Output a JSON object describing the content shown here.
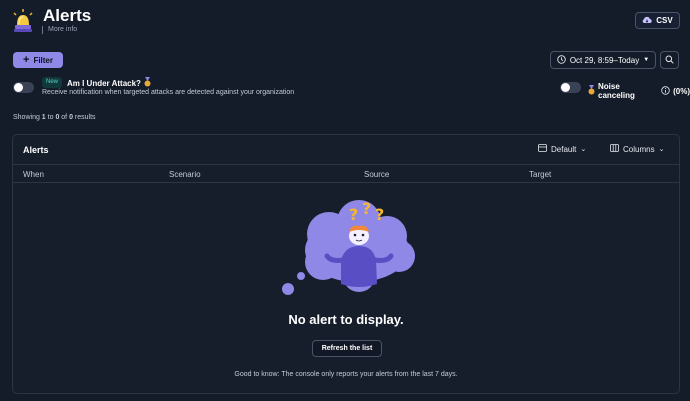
{
  "header": {
    "title": "Alerts",
    "more_info": "More info",
    "csv_label": "CSV"
  },
  "toolbar": {
    "filter_label": "Filter",
    "date_range": "Oct 29, 8:59–Today"
  },
  "attack": {
    "badge": "New",
    "title": "Am I Under Attack?",
    "description": "Receive notification when targeted attacks are detected against your organization"
  },
  "noise": {
    "label": "Noise canceling",
    "value": "(0%)"
  },
  "results": {
    "prefix": "Showing ",
    "from": "1",
    "to_word": " to ",
    "to": "0",
    "of_word": " of ",
    "total": "0",
    "suffix": " results"
  },
  "panel": {
    "title": "Alerts",
    "view_label": "Default",
    "columns_label": "Columns",
    "columns": [
      "When",
      "Scenario",
      "Source",
      "Target"
    ],
    "empty_title": "No alert to display.",
    "refresh_label": "Refresh the list",
    "good_to_know": "Good to know: The console only reports your alerts from the last 7 days."
  },
  "colors": {
    "background": "#141b29",
    "accent": "#8f88e6",
    "badge_text": "#58d6c7"
  }
}
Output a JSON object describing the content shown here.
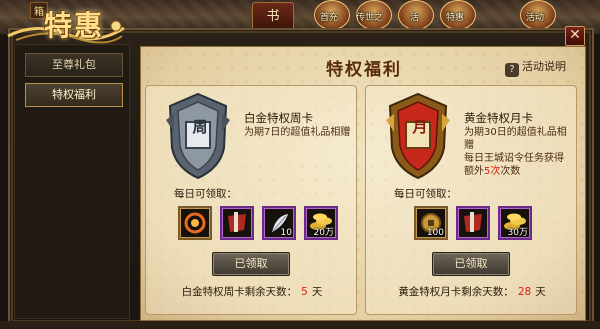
{
  "logo": {
    "tag": "箱",
    "text": "特惠"
  },
  "topbar": {
    "book_label": "书",
    "icons": [
      {
        "label": "首充"
      },
      {
        "label": "传世之"
      },
      {
        "label": "活"
      },
      {
        "label": "特惠"
      },
      {
        "label": "活动"
      }
    ]
  },
  "close_label": "✕",
  "nav": {
    "items": [
      {
        "label": "至尊礼包"
      },
      {
        "label": "特权福利"
      }
    ],
    "active_index": 1
  },
  "content": {
    "title": "特权福利",
    "help_label": "活动说明",
    "help_icon": "?"
  },
  "cards": [
    {
      "name": "白金特权周卡",
      "emblem_char": "周",
      "desc": "为期7日的超值礼品相赠",
      "daily_label": "每日可领取：",
      "items": [
        {
          "icon": "fire-ring-icon",
          "count": ""
        },
        {
          "icon": "gem-bag-icon",
          "count": ""
        },
        {
          "icon": "feather-icon",
          "count": "10"
        },
        {
          "icon": "gold-coins-icon",
          "count": "20万"
        }
      ],
      "claim_label": "已领取",
      "footer_prefix": "白金特权周卡剩余天数：",
      "footer_num": "5",
      "footer_suffix": "天"
    },
    {
      "name": "黄金特权月卡",
      "emblem_char": "月",
      "desc_line1": "为期30日的超值礼品相赠",
      "desc_line2_pre": "每日王城诏令任务获得额外",
      "desc_line2_hl": "5次",
      "desc_line2_post": "次数",
      "daily_label": "每日可领取：",
      "items": [
        {
          "icon": "coin-icon",
          "count": "100"
        },
        {
          "icon": "gem-bag-icon",
          "count": ""
        },
        {
          "icon": "gold-coins-icon",
          "count": "30万"
        }
      ],
      "claim_label": "已领取",
      "footer_prefix": "黄金特权月卡剩余天数：",
      "footer_num": "28",
      "footer_suffix": "天"
    }
  ],
  "colors": {
    "accent_red": "#d8200a",
    "parchment": "#f1e3c2",
    "frame": "#6a5232"
  }
}
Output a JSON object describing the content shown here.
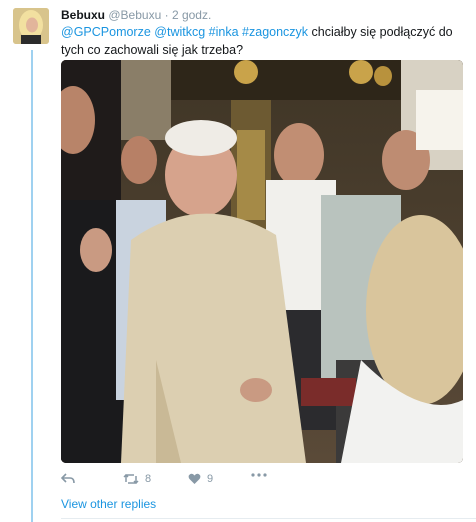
{
  "tweet": {
    "author_name": "Bebuxu",
    "author_handle": "@Bebuxu",
    "separator": "·",
    "time": "2 godz.",
    "mentions": [
      "@GPCPomorze",
      "@twitkcg",
      "#inka",
      "#zagonczyk"
    ],
    "text": "chciałby się podłączyć do tych co zachowali się jak trzeba?",
    "reply_count": "",
    "retweet_count": "8",
    "like_count": "9"
  },
  "thread": {
    "other_replies_label": "View other replies"
  },
  "icons": {
    "reply": "reply-icon",
    "retweet": "retweet-icon",
    "like": "heart-icon",
    "more": "more-icon"
  },
  "colors": {
    "link": "#1b95e0",
    "muted": "#8899a6",
    "thread_line": "#9fd1f0"
  }
}
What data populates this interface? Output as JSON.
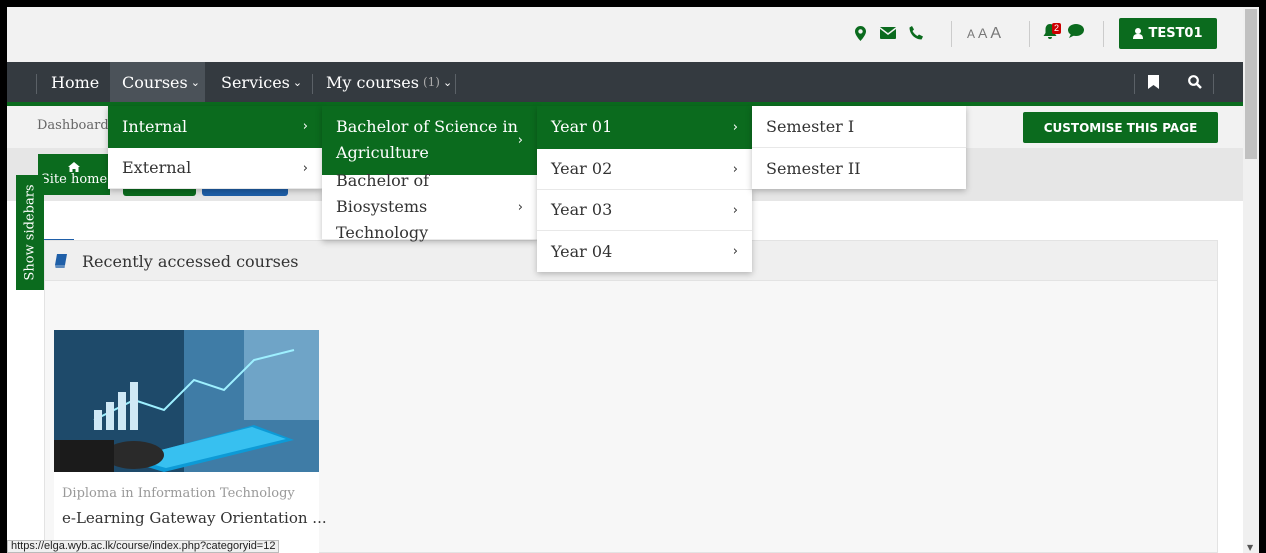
{
  "topbar": {
    "font_sizes": [
      "A",
      "A",
      "A"
    ],
    "notification_count": "2",
    "user_label": "TEST01"
  },
  "nav": {
    "items": [
      {
        "label": "Home"
      },
      {
        "label": "Courses"
      },
      {
        "label": "Services"
      },
      {
        "label": "My courses",
        "count": "(1)"
      }
    ]
  },
  "breadcrumb": {
    "label": "Dashboard"
  },
  "customise_label": "CUSTOMISE THIS PAGE",
  "site_home_label": "Site home",
  "sidebar_toggle_label": "Show sidebars",
  "block": {
    "title": "Recently accessed courses"
  },
  "course": {
    "category": "Diploma in Information Technology",
    "name": "e-Learning Gateway Orientation ..."
  },
  "status_url": "https://elga.wyb.ac.lk/course/index.php?categoryid=12",
  "menus": {
    "level1": [
      "Internal",
      "External"
    ],
    "level2": [
      "Bachelor of Science in Agriculture",
      "Bachelor of Biosystems Technology"
    ],
    "level2_lines": [
      [
        "Bachelor of Science in",
        "Agriculture"
      ],
      [
        "Bachelor of Biosystems",
        "Technology"
      ]
    ],
    "level3": [
      "Year 01",
      "Year 02",
      "Year 03",
      "Year 04"
    ],
    "level4": [
      "Semester I",
      "Semester II"
    ]
  },
  "colors": {
    "brand_green": "#0b6b1e",
    "navbar": "#343a40",
    "accent_blue": "#1f5fa8"
  },
  "icons": {
    "location": "map-marker-icon",
    "mail": "envelope-icon",
    "phone": "phone-icon",
    "bell": "bell-icon",
    "chat": "comment-icon",
    "user": "user-icon",
    "bookmark": "bookmark-icon",
    "search": "search-icon",
    "home": "home-icon",
    "book": "book-icon"
  }
}
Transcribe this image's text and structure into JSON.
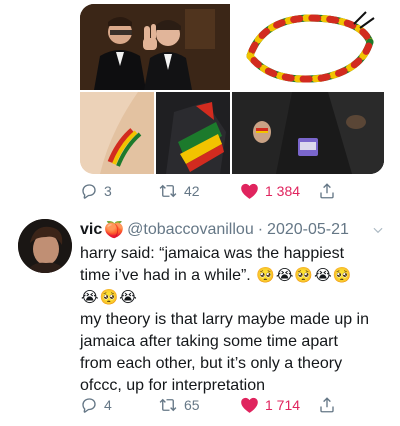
{
  "tweet1": {
    "media": {
      "icons": [
        "photo-two-men",
        "photo-rasta-bracelet",
        "photo-wrist-detail",
        "photo-rasta-shirt",
        "photo-hand-bracelet"
      ]
    },
    "actions": {
      "reply_count": "3",
      "retweet_count": "42",
      "like_count": "1 384"
    }
  },
  "tweet2": {
    "display_name": "vic",
    "name_emoji": "🍑",
    "handle": "@tobaccovanillou",
    "separator": "·",
    "date": "2020-05-21",
    "line1": "harry said: “jamaica was the happiest",
    "line2": "time i’ve had in a while”.",
    "emojis_line2": [
      "🥺",
      "😭",
      "🥺",
      "😭",
      "🥺"
    ],
    "emojis_line3": [
      "😭",
      "🥺",
      "😭"
    ],
    "paragraph": [
      "my theory is that larry maybe made up in",
      "jamaica after taking some time apart",
      "from each other, but it’s only a theory",
      "ofccc, up for interpretation"
    ],
    "actions": {
      "reply_count": "4",
      "retweet_count": "65",
      "like_count": "1 714"
    }
  },
  "colors": {
    "text": "#14171a",
    "muted": "#657786",
    "like": "#e0245e"
  }
}
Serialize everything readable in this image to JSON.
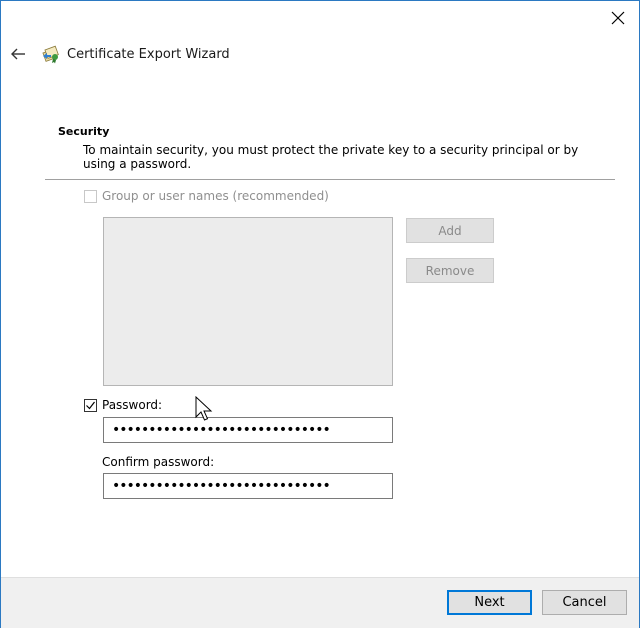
{
  "window": {
    "title": "Certificate Export Wizard"
  },
  "security": {
    "heading": "Security",
    "description": "To maintain security, you must protect the private key to a security principal or by using a password.",
    "group_checkbox_label": "Group or user names (recommended)",
    "group_checked": false,
    "add_label": "Add",
    "remove_label": "Remove",
    "password_checkbox_label": "Password:",
    "password_checked": true,
    "password_value": "••••••••••••••••••••••••••••••",
    "confirm_label": "Confirm password:",
    "confirm_value": "••••••••••••••••••••••••••••••"
  },
  "footer": {
    "next_label": "Next",
    "cancel_label": "Cancel"
  },
  "colors": {
    "window_border": "#2b79c2",
    "default_button_border": "#0078d7",
    "footer_bg": "#f0f0f0"
  },
  "icons": {
    "close": "close-icon",
    "back": "back-arrow-icon",
    "wizard": "certificate-icon",
    "cursor": "mouse-pointer-icon"
  }
}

● ● ●

WHAT IS REQUIRED: Give a single number: the count of lines above that include the word "Bebuxu".

ANSWER BELOW: 2